* _SHORT TASK_:
Wherever the word "text" appears in a line, copy that line.

+++++

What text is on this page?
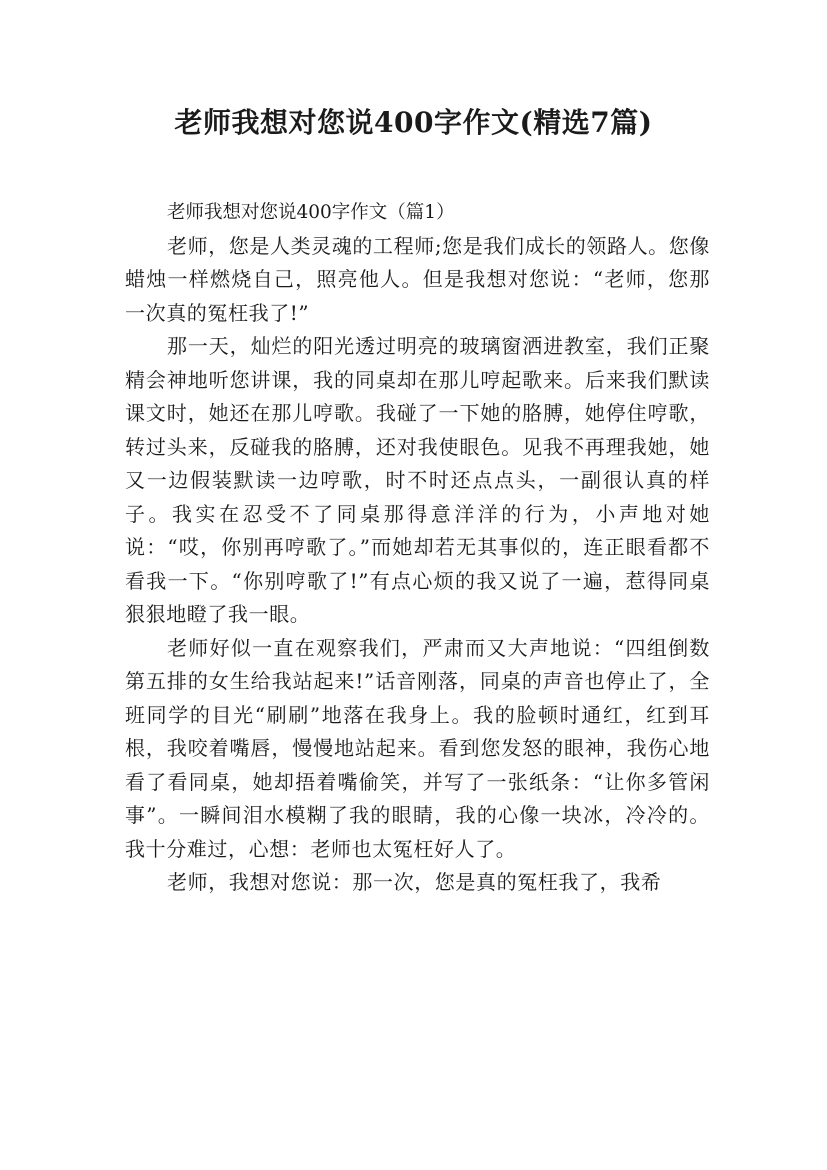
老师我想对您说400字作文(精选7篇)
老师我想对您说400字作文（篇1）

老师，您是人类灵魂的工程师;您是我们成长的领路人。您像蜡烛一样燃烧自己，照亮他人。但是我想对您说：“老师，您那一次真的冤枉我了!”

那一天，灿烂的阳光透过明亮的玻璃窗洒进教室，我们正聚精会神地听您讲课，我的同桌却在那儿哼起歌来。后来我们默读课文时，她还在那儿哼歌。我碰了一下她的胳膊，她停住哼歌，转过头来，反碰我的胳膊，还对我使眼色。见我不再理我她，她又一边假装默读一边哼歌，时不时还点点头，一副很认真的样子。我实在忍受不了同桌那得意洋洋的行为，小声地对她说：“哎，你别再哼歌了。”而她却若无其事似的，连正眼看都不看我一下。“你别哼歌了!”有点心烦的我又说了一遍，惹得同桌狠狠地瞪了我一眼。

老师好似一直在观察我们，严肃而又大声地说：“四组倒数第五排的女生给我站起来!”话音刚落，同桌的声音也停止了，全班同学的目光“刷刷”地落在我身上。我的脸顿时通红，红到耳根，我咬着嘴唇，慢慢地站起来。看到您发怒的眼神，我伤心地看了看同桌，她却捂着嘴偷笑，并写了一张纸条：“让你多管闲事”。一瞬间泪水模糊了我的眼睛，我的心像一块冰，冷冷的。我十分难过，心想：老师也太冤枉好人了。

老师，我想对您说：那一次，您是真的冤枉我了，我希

+++++

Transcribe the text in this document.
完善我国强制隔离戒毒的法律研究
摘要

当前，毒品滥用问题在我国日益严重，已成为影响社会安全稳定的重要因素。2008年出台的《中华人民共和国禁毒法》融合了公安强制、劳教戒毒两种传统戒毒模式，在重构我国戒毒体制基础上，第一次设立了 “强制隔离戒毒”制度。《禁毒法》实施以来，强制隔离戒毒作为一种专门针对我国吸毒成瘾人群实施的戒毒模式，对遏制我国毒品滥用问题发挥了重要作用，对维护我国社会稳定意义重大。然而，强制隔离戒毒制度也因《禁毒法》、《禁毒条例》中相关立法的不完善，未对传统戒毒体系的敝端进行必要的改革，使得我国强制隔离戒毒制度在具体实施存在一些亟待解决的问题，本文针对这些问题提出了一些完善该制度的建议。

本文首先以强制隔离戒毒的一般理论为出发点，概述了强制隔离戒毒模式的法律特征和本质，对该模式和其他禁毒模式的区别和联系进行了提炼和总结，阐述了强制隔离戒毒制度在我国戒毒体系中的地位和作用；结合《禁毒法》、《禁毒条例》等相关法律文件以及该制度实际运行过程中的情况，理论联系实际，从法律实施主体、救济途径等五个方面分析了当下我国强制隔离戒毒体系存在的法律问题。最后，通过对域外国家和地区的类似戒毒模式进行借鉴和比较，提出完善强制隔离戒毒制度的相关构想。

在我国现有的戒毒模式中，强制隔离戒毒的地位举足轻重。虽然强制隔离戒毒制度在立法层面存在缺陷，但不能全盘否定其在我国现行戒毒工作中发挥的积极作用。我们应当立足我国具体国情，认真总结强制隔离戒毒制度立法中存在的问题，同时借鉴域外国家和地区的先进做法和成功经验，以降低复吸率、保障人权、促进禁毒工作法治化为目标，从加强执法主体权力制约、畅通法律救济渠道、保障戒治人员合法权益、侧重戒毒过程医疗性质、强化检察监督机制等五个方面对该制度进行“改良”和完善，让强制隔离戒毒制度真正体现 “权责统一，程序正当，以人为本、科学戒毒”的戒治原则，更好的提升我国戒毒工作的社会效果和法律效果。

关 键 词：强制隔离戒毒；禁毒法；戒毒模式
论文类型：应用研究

+++++

* _FINISHED ANSWER_:
What text is on this page?
Transcribe the text in this document.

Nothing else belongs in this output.